▶ Data for this task:
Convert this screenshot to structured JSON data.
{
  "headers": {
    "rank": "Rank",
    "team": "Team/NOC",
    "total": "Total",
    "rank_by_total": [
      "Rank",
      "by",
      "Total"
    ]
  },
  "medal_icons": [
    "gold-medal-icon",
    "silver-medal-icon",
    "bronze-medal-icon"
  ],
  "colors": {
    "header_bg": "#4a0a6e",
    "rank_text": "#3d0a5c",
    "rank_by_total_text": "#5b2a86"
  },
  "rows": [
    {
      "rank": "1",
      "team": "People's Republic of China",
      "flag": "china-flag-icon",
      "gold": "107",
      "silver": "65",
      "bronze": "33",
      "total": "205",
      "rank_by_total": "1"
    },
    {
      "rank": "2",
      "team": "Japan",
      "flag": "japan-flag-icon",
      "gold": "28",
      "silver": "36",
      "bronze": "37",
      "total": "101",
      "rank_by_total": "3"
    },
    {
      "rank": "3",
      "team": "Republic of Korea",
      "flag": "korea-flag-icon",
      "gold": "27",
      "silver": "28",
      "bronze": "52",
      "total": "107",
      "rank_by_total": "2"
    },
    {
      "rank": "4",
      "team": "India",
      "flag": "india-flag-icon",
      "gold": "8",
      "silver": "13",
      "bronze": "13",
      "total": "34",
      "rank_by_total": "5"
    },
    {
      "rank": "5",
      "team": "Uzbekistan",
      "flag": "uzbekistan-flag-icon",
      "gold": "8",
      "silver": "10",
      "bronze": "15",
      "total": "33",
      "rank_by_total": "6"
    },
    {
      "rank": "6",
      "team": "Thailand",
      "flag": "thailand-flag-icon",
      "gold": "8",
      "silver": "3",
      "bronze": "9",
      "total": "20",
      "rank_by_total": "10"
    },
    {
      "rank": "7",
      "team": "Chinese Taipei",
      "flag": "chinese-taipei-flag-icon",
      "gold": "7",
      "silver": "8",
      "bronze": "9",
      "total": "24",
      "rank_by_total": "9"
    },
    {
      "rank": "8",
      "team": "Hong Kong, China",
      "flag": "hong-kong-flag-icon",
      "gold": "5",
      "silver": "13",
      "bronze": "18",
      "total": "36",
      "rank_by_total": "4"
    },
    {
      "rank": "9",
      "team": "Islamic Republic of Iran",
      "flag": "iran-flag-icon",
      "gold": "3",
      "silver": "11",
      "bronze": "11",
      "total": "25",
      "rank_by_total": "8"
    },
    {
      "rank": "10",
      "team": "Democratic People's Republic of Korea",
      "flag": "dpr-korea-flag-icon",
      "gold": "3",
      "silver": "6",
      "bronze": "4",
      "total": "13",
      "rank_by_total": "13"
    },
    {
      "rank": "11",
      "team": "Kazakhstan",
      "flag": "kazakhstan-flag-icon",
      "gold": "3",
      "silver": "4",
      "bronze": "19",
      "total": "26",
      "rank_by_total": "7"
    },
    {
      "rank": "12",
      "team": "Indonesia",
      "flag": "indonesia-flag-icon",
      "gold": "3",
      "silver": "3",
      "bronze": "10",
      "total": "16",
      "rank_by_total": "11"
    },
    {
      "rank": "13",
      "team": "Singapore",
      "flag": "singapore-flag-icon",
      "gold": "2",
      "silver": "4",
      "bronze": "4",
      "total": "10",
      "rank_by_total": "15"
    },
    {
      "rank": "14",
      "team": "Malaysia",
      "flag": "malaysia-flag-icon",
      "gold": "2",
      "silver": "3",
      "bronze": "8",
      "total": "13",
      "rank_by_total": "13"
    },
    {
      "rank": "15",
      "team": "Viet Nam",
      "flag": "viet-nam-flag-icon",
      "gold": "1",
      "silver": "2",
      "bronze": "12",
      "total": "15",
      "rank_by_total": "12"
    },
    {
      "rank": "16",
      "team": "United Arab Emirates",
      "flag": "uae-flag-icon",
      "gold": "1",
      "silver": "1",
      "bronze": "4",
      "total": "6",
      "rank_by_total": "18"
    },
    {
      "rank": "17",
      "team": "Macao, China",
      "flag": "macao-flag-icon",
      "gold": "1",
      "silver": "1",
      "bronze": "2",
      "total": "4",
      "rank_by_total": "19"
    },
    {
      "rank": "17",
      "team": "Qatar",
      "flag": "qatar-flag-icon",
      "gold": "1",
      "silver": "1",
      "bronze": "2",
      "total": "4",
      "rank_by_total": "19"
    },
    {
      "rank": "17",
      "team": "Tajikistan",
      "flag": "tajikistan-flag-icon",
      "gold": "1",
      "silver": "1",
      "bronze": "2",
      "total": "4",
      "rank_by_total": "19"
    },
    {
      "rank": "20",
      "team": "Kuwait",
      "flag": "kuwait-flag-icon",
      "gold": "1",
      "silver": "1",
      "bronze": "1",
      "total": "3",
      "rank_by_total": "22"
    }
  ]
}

▶ What to do:
Print the records above in full, exactly.

▶ Answer to the problem:
Convert this screenshot to structured JSON data.
{
  "headers": {
    "rank": "Rank",
    "team": "Team/NOC",
    "total": "Total",
    "rank_by_total": [
      "Rank",
      "by",
      "Total"
    ]
  },
  "medal_icons": [
    "gold-medal-icon",
    "silver-medal-icon",
    "bronze-medal-icon"
  ],
  "colors": {
    "header_bg": "#4a0a6e",
    "rank_text": "#3d0a5c",
    "rank_by_total_text": "#5b2a86"
  },
  "rows": [
    {
      "rank": "1",
      "team": "People's Republic of China",
      "flag": "china-flag-icon",
      "gold": "107",
      "silver": "65",
      "bronze": "33",
      "total": "205",
      "rank_by_total": "1"
    },
    {
      "rank": "2",
      "team": "Japan",
      "flag": "japan-flag-icon",
      "gold": "28",
      "silver": "36",
      "bronze": "37",
      "total": "101",
      "rank_by_total": "3"
    },
    {
      "rank": "3",
      "team": "Republic of Korea",
      "flag": "korea-flag-icon",
      "gold": "27",
      "silver": "28",
      "bronze": "52",
      "total": "107",
      "rank_by_total": "2"
    },
    {
      "rank": "4",
      "team": "India",
      "flag": "india-flag-icon",
      "gold": "8",
      "silver": "13",
      "bronze": "13",
      "total": "34",
      "rank_by_total": "5"
    },
    {
      "rank": "5",
      "team": "Uzbekistan",
      "flag": "uzbekistan-flag-icon",
      "gold": "8",
      "silver": "10",
      "bronze": "15",
      "total": "33",
      "rank_by_total": "6"
    },
    {
      "rank": "6",
      "team": "Thailand",
      "flag": "thailand-flag-icon",
      "gold": "8",
      "silver": "3",
      "bronze": "9",
      "total": "20",
      "rank_by_total": "10"
    },
    {
      "rank": "7",
      "team": "Chinese Taipei",
      "flag": "chinese-taipei-flag-icon",
      "gold": "7",
      "silver": "8",
      "bronze": "9",
      "total": "24",
      "rank_by_total": "9"
    },
    {
      "rank": "8",
      "team": "Hong Kong, China",
      "flag": "hong-kong-flag-icon",
      "gold": "5",
      "silver": "13",
      "bronze": "18",
      "total": "36",
      "rank_by_total": "4"
    },
    {
      "rank": "9",
      "team": "Islamic Republic of Iran",
      "flag": "iran-flag-icon",
      "gold": "3",
      "silver": "11",
      "bronze": "11",
      "total": "25",
      "rank_by_total": "8"
    },
    {
      "rank": "10",
      "team": "Democratic People's Republic of Korea",
      "flag": "dpr-korea-flag-icon",
      "gold": "3",
      "silver": "6",
      "bronze": "4",
      "total": "13",
      "rank_by_total": "13"
    },
    {
      "rank": "11",
      "team": "Kazakhstan",
      "flag": "kazakhstan-flag-icon",
      "gold": "3",
      "silver": "4",
      "bronze": "19",
      "total": "26",
      "rank_by_total": "7"
    },
    {
      "rank": "12",
      "team": "Indonesia",
      "flag": "indonesia-flag-icon",
      "gold": "3",
      "silver": "3",
      "bronze": "10",
      "total": "16",
      "rank_by_total": "11"
    },
    {
      "rank": "13",
      "team": "Singapore",
      "flag": "singapore-flag-icon",
      "gold": "2",
      "silver": "4",
      "bronze": "4",
      "total": "10",
      "rank_by_total": "15"
    },
    {
      "rank": "14",
      "team": "Malaysia",
      "flag": "malaysia-flag-icon",
      "gold": "2",
      "silver": "3",
      "bronze": "8",
      "total": "13",
      "rank_by_total": "13"
    },
    {
      "rank": "15",
      "team": "Viet Nam",
      "flag": "viet-nam-flag-icon",
      "gold": "1",
      "silver": "2",
      "bronze": "12",
      "total": "15",
      "rank_by_total": "12"
    },
    {
      "rank": "16",
      "team": "United Arab Emirates",
      "flag": "uae-flag-icon",
      "gold": "1",
      "silver": "1",
      "bronze": "4",
      "total": "6",
      "rank_by_total": "18"
    },
    {
      "rank": "17",
      "team": "Macao, China",
      "flag": "macao-flag-icon",
      "gold": "1",
      "silver": "1",
      "bronze": "2",
      "total": "4",
      "rank_by_total": "19"
    },
    {
      "rank": "17",
      "team": "Qatar",
      "flag": "qatar-flag-icon",
      "gold": "1",
      "silver": "1",
      "bronze": "2",
      "total": "4",
      "rank_by_total": "19"
    },
    {
      "rank": "17",
      "team": "Tajikistan",
      "flag": "tajikistan-flag-icon",
      "gold": "1",
      "silver": "1",
      "bronze": "2",
      "total": "4",
      "rank_by_total": "19"
    },
    {
      "rank": "20",
      "team": "Kuwait",
      "flag": "kuwait-flag-icon",
      "gold": "1",
      "silver": "1",
      "bronze": "1",
      "total": "3",
      "rank_by_total": "22"
    }
  ]
}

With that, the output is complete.